- **The problem**: Below are some records. Say how many of their lines include the string "temu", giving only the number.

- **Data section**:

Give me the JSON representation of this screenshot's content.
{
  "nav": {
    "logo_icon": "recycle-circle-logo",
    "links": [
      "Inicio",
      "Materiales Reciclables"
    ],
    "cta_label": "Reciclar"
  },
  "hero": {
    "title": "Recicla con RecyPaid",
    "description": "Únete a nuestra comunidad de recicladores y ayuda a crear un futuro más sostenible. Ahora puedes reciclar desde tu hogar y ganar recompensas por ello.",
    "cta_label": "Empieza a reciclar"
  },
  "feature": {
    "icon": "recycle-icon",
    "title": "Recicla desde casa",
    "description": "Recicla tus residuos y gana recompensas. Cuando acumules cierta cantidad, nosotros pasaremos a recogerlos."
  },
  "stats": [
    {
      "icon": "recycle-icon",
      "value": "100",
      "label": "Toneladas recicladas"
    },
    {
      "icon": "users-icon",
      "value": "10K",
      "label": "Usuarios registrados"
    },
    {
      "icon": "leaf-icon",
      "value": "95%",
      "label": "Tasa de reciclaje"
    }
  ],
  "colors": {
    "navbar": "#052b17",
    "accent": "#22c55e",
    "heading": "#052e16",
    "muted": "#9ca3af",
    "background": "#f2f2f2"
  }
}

---

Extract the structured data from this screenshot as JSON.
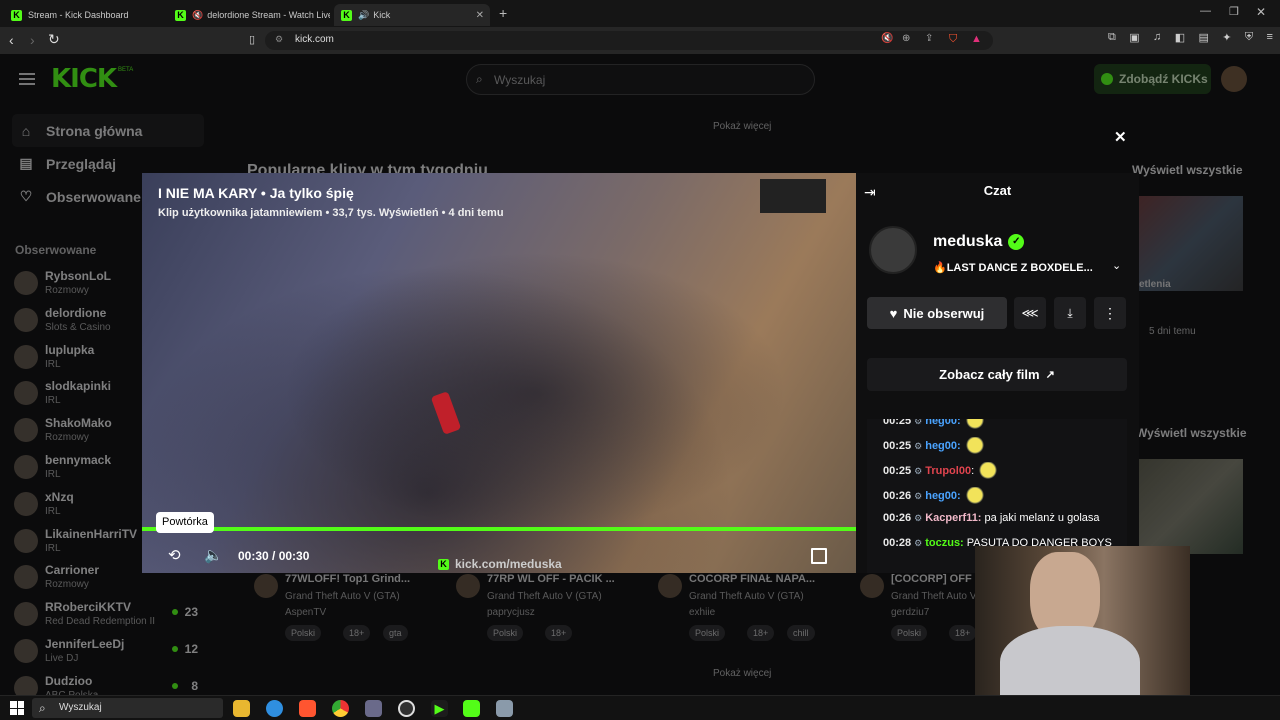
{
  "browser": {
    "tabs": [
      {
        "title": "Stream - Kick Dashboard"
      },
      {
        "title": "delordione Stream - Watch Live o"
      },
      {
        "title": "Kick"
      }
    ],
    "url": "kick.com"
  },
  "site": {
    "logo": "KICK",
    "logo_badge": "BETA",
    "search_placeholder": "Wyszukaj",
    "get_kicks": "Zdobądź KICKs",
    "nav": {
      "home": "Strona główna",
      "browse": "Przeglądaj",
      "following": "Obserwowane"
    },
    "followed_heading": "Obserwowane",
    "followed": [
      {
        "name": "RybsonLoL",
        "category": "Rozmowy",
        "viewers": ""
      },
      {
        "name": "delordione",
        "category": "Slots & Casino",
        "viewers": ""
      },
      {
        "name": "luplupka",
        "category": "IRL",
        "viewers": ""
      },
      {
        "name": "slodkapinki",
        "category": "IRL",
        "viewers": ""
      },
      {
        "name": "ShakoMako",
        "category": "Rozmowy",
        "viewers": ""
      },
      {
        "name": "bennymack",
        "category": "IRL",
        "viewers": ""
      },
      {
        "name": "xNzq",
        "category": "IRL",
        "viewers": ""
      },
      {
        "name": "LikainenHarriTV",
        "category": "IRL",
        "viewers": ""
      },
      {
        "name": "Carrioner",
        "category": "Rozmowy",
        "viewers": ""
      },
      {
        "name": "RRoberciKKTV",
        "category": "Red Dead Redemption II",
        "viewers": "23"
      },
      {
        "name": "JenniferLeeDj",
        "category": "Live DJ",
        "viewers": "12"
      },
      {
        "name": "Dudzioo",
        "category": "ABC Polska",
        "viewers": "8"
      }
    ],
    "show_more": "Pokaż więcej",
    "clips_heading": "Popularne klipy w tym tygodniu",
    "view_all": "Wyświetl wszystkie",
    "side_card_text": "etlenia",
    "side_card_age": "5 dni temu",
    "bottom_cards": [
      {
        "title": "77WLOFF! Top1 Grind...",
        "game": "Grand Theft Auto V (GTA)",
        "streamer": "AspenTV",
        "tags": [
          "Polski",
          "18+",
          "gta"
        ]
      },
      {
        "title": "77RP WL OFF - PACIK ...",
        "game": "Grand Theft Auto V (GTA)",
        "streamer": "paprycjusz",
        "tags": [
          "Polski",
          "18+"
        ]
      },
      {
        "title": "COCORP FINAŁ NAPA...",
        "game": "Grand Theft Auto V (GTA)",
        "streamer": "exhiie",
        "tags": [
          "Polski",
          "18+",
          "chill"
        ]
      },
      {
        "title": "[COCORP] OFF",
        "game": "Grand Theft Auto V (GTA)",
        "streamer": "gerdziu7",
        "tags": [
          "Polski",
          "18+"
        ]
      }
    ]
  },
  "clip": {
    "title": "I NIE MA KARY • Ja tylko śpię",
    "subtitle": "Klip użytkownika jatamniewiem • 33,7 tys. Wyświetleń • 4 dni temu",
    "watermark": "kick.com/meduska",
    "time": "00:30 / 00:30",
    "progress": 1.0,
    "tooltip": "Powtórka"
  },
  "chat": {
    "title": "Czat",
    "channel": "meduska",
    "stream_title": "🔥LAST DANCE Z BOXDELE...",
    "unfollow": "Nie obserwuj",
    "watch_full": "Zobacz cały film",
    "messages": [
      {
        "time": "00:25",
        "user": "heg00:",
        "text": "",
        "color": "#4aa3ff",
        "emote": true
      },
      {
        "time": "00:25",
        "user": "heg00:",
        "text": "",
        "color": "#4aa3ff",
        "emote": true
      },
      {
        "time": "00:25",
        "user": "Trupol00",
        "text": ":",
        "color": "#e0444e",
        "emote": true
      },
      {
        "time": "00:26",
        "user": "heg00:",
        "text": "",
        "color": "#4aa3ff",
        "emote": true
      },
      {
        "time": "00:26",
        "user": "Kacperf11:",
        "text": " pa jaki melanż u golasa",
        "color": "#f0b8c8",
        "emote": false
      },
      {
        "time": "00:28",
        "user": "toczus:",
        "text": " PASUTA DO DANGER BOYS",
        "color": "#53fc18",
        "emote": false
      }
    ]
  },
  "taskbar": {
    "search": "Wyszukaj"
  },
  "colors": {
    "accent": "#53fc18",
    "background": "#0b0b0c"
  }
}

--

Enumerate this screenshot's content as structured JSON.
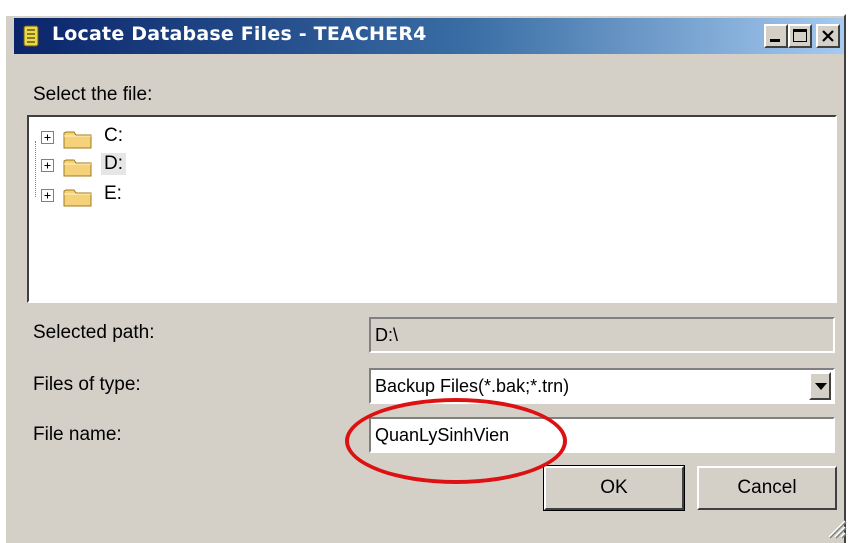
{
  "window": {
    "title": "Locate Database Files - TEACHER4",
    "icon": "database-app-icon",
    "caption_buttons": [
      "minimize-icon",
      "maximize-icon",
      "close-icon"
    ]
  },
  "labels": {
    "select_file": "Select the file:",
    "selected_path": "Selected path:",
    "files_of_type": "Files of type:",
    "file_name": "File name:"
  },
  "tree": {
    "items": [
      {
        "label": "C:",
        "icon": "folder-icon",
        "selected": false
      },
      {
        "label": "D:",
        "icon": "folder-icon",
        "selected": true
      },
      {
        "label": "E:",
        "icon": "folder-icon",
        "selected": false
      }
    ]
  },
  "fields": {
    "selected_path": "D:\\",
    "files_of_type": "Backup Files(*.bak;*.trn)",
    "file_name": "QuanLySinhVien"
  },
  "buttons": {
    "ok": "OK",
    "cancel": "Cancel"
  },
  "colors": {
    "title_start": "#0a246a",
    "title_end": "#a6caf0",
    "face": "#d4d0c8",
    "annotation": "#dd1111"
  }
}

- **Result of this exercise**: 2